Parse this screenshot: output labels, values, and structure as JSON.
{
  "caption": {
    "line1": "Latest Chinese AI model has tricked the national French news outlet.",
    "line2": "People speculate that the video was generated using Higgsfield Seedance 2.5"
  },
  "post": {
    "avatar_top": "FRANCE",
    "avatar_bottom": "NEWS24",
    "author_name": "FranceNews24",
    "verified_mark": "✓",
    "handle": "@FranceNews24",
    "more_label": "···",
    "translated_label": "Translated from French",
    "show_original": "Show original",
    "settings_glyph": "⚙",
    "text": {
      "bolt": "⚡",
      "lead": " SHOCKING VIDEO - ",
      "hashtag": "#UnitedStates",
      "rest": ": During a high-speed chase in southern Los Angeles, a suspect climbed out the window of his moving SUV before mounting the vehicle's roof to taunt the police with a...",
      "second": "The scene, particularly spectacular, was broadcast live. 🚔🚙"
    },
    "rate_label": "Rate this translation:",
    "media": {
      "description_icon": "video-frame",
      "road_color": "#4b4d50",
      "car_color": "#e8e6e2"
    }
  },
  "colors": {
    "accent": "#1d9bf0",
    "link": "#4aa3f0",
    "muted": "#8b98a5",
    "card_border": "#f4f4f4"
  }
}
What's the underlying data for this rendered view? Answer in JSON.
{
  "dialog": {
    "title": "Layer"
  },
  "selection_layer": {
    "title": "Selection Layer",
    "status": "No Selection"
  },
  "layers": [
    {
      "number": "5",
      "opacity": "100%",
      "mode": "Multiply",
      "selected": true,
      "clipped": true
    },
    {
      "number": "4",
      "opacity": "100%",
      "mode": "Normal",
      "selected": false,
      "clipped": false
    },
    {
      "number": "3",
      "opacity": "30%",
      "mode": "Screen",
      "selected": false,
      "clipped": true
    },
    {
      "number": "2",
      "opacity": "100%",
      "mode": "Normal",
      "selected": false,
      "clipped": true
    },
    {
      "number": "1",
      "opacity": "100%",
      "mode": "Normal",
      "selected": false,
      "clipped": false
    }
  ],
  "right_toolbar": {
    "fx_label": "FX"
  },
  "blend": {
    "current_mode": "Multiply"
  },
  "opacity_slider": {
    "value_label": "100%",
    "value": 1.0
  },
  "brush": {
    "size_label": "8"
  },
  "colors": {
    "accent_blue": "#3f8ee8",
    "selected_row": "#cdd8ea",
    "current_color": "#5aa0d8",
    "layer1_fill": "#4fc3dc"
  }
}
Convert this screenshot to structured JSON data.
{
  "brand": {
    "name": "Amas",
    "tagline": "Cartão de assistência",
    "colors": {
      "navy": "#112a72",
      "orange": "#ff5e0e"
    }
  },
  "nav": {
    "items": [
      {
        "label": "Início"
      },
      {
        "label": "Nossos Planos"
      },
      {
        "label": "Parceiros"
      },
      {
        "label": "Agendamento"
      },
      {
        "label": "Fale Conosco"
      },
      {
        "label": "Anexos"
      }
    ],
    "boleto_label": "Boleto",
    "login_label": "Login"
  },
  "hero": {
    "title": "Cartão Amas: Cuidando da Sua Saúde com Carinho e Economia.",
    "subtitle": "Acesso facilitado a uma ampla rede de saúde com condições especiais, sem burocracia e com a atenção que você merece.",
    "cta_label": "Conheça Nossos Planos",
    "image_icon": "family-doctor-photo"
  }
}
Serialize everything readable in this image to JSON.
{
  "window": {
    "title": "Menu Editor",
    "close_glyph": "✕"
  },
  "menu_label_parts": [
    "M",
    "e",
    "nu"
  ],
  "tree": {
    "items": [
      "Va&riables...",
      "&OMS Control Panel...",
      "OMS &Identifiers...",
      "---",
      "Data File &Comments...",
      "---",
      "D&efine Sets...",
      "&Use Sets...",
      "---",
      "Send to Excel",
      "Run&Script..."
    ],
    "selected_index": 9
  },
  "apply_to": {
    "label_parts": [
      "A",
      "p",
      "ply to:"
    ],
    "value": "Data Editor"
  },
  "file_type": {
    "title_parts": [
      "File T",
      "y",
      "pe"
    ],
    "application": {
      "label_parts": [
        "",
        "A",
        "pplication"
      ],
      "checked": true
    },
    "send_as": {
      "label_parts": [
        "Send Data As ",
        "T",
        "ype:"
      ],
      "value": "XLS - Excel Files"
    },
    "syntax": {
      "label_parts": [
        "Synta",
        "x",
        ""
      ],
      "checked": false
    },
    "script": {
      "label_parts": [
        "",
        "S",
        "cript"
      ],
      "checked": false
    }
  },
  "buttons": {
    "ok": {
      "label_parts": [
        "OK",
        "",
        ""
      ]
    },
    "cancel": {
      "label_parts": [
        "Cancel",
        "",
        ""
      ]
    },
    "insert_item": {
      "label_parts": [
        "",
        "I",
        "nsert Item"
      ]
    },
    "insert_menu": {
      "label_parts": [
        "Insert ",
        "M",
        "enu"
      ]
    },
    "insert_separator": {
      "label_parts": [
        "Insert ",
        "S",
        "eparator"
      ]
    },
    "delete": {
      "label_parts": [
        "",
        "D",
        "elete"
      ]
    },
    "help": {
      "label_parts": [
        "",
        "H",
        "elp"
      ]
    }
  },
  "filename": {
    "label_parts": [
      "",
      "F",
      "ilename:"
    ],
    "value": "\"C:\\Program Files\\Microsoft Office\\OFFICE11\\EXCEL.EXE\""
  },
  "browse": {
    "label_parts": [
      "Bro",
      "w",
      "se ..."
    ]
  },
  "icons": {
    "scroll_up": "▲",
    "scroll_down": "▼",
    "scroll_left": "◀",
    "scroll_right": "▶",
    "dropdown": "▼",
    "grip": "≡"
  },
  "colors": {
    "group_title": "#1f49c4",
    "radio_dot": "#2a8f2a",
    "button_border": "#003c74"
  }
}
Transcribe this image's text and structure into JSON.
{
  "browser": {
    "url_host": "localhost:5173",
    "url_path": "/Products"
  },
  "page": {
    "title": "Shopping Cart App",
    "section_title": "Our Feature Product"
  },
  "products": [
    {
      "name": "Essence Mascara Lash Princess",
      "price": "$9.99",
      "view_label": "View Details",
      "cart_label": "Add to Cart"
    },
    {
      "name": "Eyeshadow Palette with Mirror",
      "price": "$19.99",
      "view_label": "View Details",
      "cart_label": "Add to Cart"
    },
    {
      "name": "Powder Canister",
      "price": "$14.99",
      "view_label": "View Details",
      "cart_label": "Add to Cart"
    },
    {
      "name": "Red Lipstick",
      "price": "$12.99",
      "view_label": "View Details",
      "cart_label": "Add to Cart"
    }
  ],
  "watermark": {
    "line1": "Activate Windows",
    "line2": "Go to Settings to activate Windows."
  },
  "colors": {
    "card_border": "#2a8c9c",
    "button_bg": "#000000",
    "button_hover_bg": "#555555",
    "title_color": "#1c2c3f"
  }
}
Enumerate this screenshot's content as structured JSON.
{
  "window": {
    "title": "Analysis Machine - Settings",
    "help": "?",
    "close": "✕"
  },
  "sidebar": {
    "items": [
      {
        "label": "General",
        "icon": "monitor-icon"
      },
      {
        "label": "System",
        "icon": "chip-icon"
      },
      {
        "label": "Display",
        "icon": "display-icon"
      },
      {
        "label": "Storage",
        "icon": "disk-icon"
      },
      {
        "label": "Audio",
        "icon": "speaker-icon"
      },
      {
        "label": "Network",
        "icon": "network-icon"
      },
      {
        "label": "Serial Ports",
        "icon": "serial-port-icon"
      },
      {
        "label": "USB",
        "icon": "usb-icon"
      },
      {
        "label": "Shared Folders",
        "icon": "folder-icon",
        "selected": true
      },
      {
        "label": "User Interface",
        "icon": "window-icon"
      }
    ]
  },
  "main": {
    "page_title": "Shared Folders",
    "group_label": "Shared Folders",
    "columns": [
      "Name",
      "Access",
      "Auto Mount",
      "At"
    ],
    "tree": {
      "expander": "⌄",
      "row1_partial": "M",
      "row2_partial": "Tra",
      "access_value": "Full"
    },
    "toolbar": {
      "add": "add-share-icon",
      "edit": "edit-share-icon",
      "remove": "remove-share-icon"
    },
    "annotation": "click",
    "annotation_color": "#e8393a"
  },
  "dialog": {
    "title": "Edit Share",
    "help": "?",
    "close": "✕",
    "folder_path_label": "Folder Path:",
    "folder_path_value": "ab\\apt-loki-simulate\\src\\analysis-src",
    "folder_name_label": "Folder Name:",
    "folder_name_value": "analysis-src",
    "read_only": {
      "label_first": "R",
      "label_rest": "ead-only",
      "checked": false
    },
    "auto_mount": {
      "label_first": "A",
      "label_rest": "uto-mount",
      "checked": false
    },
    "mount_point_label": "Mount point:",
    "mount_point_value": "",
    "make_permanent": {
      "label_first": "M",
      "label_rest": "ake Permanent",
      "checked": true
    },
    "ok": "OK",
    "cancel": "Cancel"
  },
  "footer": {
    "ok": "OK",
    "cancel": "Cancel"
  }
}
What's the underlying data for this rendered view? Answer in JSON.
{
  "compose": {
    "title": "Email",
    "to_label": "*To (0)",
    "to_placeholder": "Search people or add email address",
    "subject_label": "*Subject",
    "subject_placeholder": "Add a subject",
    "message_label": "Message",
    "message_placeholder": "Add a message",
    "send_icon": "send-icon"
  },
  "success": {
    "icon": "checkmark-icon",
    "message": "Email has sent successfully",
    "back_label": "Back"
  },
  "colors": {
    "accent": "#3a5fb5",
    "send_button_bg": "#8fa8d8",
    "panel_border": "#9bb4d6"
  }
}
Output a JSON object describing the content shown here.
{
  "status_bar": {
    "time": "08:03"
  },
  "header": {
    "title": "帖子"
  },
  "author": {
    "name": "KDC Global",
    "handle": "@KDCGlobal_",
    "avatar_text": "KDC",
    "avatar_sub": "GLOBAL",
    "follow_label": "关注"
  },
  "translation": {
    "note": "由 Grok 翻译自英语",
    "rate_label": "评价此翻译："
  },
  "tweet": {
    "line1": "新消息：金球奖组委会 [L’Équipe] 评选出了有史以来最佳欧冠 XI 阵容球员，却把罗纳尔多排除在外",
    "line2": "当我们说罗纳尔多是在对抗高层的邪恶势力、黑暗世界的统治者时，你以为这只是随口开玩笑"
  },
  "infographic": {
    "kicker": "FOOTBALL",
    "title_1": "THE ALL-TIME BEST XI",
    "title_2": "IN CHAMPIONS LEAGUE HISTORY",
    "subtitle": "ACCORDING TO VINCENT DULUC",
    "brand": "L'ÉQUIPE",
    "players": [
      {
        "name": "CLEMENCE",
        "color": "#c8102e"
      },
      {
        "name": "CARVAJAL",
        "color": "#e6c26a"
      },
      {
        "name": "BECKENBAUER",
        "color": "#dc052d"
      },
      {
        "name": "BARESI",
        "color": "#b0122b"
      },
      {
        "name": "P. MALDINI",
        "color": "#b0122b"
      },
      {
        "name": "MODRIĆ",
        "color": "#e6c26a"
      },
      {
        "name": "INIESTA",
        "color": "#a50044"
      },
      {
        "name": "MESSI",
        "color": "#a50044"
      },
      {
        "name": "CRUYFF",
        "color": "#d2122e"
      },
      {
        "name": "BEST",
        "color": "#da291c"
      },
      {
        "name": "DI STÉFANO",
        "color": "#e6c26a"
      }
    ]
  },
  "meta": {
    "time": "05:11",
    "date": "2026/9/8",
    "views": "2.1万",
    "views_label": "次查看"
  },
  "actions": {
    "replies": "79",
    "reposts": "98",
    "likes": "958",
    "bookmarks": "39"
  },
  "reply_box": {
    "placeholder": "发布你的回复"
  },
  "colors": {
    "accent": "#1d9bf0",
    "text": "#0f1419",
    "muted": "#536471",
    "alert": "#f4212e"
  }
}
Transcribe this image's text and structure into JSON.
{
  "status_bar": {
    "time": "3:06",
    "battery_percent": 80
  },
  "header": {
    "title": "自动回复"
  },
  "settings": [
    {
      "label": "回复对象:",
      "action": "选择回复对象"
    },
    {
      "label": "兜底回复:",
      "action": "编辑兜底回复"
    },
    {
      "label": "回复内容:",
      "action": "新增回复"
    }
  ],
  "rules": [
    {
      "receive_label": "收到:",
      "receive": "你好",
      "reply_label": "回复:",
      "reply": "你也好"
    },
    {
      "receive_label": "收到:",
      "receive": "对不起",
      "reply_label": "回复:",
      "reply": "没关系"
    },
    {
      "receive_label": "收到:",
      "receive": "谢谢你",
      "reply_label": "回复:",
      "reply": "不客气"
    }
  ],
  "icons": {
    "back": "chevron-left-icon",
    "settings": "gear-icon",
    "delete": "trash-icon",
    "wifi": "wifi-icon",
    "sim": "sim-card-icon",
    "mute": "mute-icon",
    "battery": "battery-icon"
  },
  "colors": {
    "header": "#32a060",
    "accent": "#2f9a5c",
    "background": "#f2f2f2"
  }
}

============================================================

■ **Exercise**
Scan the listing above. Collect all lines with the word "Shared".

■ **Exercise output**
        "label": "Shared Folders",
    "page_title": "Shared Folders",
    "group_label": "Shared Folders",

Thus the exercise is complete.